Input rows.
--- start ---

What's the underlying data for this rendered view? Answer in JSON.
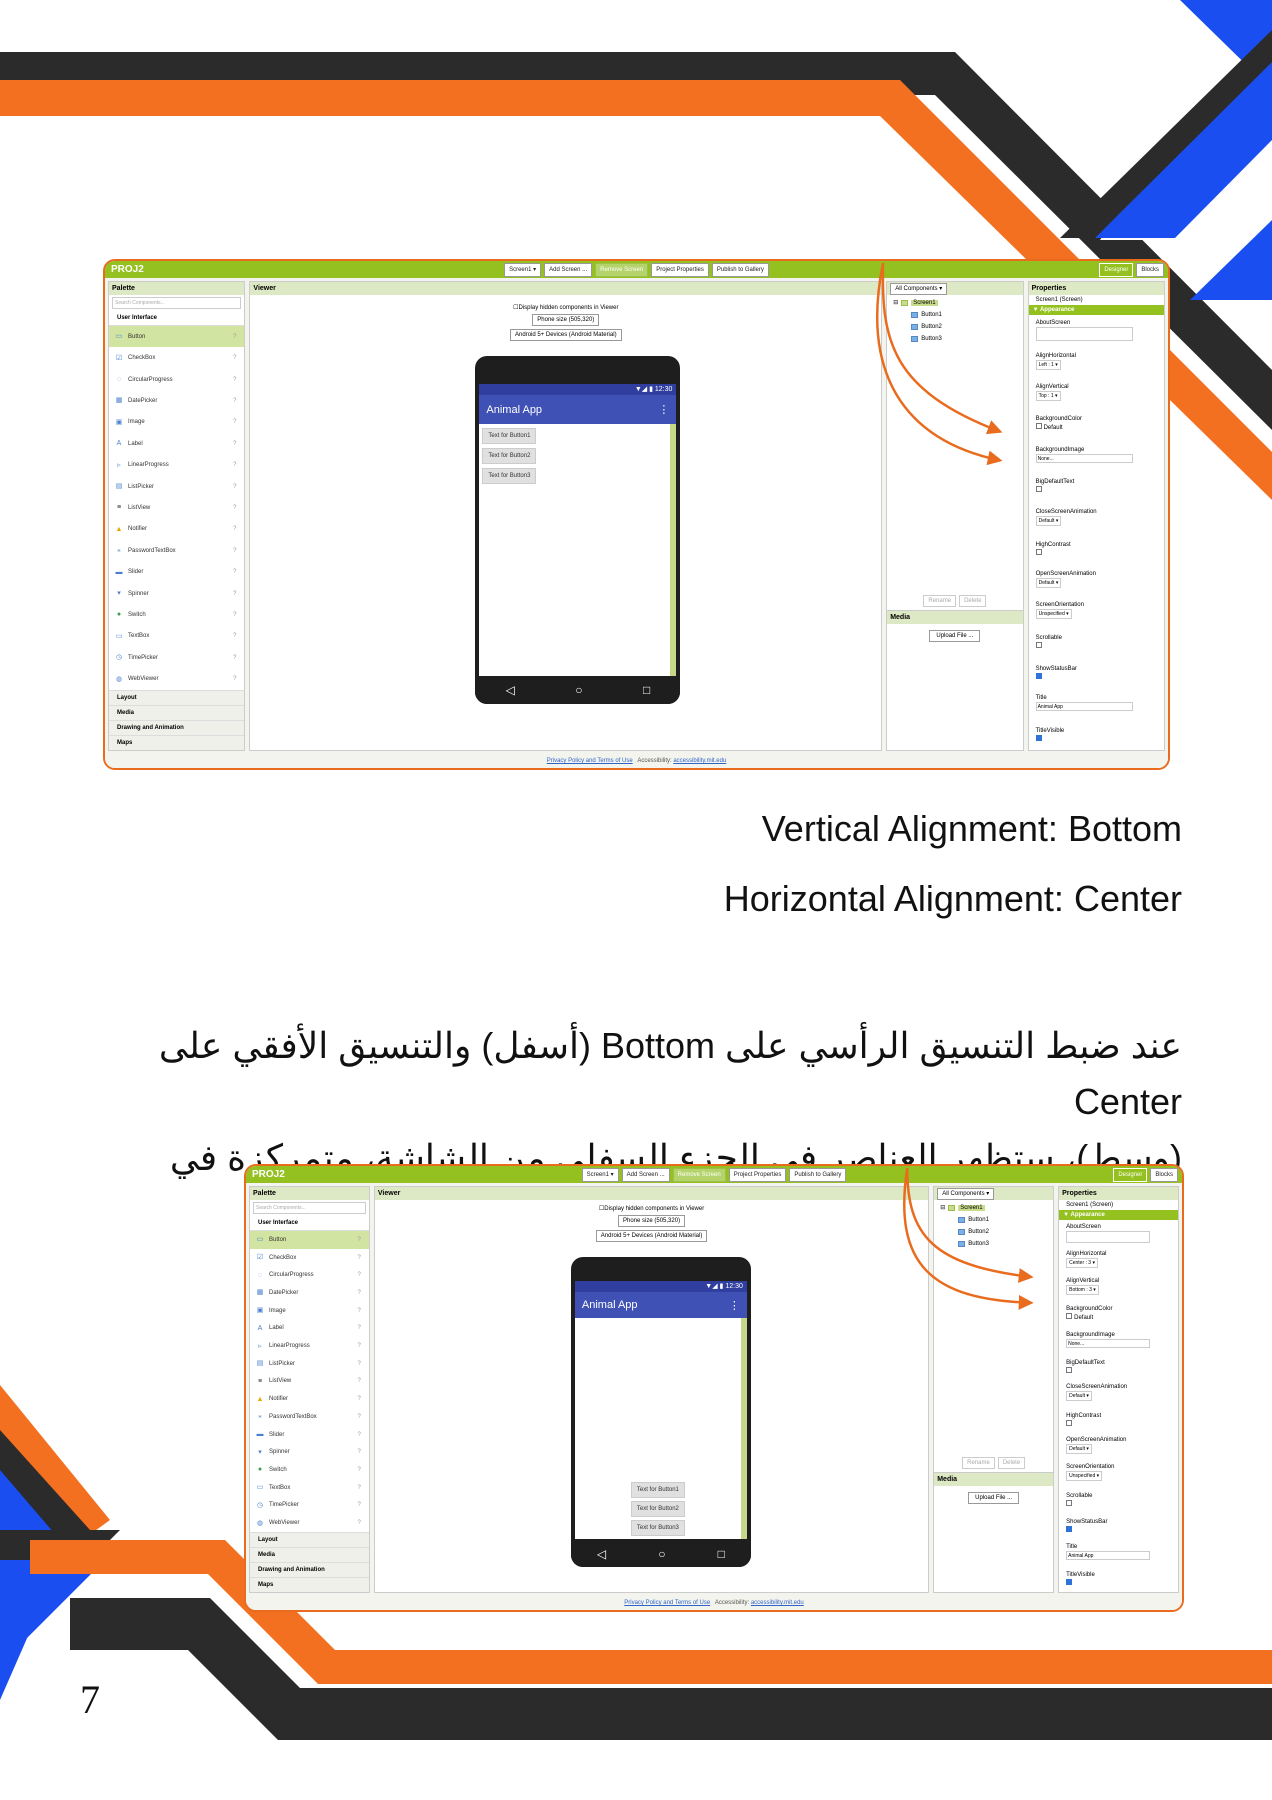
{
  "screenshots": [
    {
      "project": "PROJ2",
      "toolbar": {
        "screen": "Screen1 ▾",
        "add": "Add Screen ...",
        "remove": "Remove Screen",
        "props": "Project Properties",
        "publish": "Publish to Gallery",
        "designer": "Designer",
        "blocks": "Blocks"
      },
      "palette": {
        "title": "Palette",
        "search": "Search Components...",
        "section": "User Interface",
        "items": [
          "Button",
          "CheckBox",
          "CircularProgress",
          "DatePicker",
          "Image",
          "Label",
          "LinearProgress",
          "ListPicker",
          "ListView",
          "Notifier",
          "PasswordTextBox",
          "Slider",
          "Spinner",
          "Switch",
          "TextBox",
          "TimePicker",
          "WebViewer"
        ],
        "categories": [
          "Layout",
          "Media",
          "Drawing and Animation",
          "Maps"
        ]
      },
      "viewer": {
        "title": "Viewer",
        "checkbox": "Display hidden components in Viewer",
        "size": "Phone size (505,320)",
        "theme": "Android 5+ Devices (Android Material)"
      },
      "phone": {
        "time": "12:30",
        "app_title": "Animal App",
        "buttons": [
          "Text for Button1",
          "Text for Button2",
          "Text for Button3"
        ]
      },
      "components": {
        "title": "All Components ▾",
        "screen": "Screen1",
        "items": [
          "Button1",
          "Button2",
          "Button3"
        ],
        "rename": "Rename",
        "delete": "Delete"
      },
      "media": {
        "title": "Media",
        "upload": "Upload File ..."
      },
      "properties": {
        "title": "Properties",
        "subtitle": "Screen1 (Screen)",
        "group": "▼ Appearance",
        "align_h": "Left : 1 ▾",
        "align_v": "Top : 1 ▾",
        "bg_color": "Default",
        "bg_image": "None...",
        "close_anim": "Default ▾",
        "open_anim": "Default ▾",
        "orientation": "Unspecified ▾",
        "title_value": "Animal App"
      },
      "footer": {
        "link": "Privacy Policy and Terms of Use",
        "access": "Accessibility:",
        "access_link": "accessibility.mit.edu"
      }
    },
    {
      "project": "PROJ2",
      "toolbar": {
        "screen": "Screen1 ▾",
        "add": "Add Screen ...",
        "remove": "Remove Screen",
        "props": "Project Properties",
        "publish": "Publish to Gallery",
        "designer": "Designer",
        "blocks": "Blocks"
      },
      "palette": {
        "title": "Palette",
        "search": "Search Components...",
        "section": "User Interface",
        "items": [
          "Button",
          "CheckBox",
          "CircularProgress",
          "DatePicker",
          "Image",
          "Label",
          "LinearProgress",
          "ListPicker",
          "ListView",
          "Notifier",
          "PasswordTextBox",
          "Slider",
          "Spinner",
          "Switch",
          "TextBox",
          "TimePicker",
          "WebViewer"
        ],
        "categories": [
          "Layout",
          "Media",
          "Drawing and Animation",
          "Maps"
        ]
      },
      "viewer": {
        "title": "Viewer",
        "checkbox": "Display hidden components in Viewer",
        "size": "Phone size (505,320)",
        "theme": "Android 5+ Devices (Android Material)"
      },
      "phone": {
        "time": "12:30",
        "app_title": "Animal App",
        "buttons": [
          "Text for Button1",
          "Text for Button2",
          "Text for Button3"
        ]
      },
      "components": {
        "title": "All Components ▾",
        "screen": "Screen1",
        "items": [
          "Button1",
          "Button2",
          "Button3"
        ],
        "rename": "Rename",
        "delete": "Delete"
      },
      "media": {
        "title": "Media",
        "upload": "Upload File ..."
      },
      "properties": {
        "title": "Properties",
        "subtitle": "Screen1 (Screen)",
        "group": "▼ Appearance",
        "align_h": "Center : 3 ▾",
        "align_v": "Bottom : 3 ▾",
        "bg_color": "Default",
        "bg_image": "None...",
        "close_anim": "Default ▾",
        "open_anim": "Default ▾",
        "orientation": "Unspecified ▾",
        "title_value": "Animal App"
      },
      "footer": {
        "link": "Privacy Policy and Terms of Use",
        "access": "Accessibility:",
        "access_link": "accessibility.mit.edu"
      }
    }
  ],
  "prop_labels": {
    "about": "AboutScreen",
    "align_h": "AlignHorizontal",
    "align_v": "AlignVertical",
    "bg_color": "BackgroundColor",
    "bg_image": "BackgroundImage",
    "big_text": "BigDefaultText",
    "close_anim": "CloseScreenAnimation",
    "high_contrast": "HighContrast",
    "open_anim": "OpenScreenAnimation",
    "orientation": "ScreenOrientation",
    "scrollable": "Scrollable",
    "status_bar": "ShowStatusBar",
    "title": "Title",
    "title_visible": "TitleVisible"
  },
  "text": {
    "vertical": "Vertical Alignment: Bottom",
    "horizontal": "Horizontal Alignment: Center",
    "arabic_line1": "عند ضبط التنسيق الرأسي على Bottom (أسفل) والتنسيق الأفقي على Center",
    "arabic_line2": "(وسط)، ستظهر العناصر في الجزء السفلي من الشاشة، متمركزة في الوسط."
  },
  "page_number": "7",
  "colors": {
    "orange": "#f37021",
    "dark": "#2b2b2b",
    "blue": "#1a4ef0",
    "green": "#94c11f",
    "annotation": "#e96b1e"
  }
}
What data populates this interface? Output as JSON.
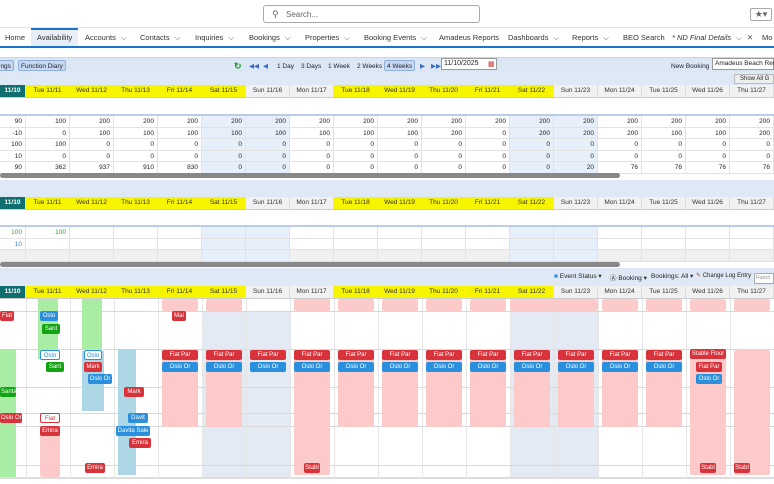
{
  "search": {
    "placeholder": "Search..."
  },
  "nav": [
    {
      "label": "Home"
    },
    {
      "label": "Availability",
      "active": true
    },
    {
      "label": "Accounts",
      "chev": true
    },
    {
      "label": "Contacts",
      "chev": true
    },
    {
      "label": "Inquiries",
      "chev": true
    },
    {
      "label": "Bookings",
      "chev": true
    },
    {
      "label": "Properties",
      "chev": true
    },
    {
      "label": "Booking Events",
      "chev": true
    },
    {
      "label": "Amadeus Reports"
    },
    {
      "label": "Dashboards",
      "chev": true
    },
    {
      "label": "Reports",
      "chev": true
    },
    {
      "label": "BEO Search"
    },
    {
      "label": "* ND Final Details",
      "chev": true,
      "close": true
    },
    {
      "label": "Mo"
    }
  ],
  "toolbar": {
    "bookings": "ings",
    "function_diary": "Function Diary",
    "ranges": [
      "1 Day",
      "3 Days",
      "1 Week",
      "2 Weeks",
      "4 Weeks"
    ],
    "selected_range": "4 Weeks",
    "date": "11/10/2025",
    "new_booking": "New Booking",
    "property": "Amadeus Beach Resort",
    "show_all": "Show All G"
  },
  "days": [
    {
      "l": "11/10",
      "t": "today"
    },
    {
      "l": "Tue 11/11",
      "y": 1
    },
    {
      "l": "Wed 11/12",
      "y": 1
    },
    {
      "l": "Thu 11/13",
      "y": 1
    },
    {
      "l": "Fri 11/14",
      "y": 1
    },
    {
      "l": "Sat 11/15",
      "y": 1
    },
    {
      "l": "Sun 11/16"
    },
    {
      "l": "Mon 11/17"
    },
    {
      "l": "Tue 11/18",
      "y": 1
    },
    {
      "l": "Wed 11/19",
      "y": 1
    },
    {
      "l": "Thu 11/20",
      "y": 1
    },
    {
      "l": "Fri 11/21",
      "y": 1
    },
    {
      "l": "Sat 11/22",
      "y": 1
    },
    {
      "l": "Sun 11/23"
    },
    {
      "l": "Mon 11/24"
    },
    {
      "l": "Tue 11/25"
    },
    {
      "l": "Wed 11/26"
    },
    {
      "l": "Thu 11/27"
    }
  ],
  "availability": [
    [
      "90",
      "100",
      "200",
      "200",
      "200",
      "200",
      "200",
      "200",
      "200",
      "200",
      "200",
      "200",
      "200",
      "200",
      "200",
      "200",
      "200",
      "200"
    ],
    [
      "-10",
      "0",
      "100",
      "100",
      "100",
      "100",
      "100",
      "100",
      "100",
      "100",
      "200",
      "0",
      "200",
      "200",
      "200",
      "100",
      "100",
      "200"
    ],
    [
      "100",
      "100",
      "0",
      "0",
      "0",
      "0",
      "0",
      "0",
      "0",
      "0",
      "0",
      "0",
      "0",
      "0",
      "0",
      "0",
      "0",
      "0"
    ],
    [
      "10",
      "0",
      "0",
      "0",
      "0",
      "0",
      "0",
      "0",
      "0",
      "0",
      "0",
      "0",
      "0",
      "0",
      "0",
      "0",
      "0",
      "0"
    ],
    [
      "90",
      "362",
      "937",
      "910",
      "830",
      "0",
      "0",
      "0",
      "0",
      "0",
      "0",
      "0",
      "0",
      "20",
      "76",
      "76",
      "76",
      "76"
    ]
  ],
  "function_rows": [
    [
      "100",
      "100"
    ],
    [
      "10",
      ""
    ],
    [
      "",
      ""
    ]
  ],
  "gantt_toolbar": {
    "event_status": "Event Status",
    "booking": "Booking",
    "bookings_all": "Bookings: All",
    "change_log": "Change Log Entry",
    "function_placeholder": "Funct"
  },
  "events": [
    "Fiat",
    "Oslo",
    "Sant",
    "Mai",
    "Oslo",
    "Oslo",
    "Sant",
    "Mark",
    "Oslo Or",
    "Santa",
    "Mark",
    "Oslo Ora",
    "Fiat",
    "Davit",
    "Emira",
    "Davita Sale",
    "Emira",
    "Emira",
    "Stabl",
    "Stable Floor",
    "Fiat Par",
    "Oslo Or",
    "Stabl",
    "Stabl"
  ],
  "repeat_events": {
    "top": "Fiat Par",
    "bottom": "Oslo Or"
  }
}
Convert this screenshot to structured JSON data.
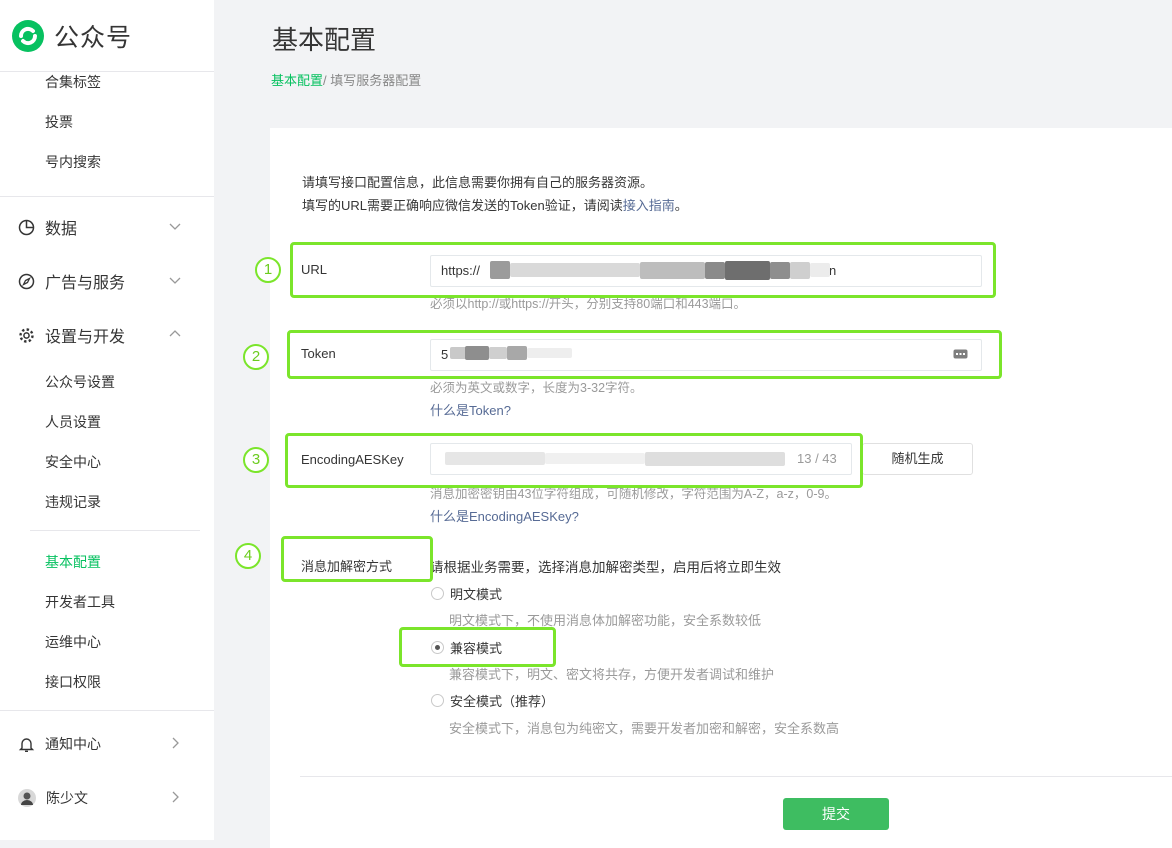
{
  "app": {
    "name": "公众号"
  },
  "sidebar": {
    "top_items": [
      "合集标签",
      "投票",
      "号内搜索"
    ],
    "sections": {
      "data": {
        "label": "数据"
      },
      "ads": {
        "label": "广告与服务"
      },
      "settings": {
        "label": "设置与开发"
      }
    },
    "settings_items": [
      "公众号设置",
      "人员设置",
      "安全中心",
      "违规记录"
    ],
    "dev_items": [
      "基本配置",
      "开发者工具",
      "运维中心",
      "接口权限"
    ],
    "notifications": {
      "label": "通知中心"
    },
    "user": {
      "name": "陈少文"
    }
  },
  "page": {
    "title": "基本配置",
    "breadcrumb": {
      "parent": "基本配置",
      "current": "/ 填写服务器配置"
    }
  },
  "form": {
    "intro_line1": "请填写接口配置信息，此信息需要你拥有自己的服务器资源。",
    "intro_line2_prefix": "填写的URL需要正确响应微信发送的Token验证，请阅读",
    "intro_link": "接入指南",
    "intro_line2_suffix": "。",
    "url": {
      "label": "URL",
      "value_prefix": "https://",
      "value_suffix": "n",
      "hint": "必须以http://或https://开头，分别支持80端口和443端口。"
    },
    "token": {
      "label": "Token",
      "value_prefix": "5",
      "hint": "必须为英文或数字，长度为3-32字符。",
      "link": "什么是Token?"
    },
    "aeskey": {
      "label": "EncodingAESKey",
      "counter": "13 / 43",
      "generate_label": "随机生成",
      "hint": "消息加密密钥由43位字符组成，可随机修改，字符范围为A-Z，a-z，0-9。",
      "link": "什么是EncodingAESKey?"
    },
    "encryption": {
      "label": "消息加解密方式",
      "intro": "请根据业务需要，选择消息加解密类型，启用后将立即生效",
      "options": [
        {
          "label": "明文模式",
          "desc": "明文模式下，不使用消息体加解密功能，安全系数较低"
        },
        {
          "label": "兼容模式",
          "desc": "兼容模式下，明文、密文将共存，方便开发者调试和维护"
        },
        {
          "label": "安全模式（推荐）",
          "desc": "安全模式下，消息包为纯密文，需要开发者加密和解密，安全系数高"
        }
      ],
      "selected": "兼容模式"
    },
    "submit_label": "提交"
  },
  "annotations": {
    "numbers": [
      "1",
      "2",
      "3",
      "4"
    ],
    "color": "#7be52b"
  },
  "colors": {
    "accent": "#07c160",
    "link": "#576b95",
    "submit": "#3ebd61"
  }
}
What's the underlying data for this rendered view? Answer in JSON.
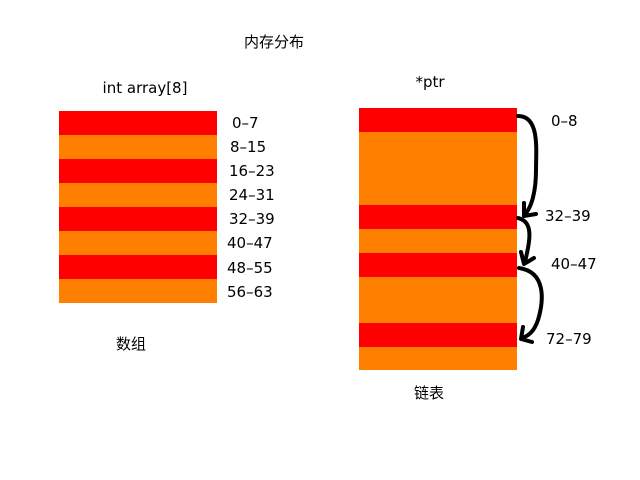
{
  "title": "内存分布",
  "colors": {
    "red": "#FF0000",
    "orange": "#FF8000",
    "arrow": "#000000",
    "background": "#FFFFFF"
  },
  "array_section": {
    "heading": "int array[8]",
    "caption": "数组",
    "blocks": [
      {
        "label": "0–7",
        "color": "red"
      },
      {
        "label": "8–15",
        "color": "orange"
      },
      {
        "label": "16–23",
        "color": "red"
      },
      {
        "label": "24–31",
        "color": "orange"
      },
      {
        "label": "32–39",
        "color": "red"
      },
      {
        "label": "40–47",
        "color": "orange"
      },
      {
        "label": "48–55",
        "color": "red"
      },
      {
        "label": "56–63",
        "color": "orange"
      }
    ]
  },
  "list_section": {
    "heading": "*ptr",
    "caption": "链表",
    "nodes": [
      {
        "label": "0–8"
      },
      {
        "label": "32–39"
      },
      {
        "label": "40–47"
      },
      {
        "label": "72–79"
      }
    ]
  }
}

--- end ---

What is needed.
Copy out every line that includes the word "Center".

Answer for this exercise.
        "align_h": "Center : 3 ▾",
    "horizontal": "Horizontal Alignment: Center",
    "arabic_line1": "عند ضبط التنسيق الرأسي على Bottom (أسفل) والتنسيق الأفقي على Center",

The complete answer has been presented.